* [Your goal]:
Look for the string "Private" in the lines and copy each line that has it.

* [Given information]:
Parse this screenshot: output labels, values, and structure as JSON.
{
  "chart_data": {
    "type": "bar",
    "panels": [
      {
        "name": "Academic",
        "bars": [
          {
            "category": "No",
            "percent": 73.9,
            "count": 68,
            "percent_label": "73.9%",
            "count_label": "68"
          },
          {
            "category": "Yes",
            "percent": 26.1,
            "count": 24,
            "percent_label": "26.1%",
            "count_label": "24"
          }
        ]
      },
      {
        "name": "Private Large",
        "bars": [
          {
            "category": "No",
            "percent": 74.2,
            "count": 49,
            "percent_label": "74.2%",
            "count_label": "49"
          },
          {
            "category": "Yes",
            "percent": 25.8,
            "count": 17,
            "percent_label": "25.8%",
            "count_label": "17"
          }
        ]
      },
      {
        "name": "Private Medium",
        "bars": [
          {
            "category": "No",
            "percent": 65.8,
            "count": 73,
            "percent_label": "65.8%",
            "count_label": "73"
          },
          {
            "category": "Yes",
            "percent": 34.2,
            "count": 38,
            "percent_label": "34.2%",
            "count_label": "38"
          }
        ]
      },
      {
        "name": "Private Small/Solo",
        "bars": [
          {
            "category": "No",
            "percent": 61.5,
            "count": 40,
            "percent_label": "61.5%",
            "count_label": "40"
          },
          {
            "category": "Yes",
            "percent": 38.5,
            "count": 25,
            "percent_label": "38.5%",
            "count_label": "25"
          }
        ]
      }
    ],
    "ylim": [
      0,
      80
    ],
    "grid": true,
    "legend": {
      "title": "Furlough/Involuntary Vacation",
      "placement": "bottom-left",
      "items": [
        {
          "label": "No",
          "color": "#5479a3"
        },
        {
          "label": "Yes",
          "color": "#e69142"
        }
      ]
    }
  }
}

* [Completed exercise]:
        "name": "Private Large",
        "name": "Private Medium",
        "name": "Private Small/Solo",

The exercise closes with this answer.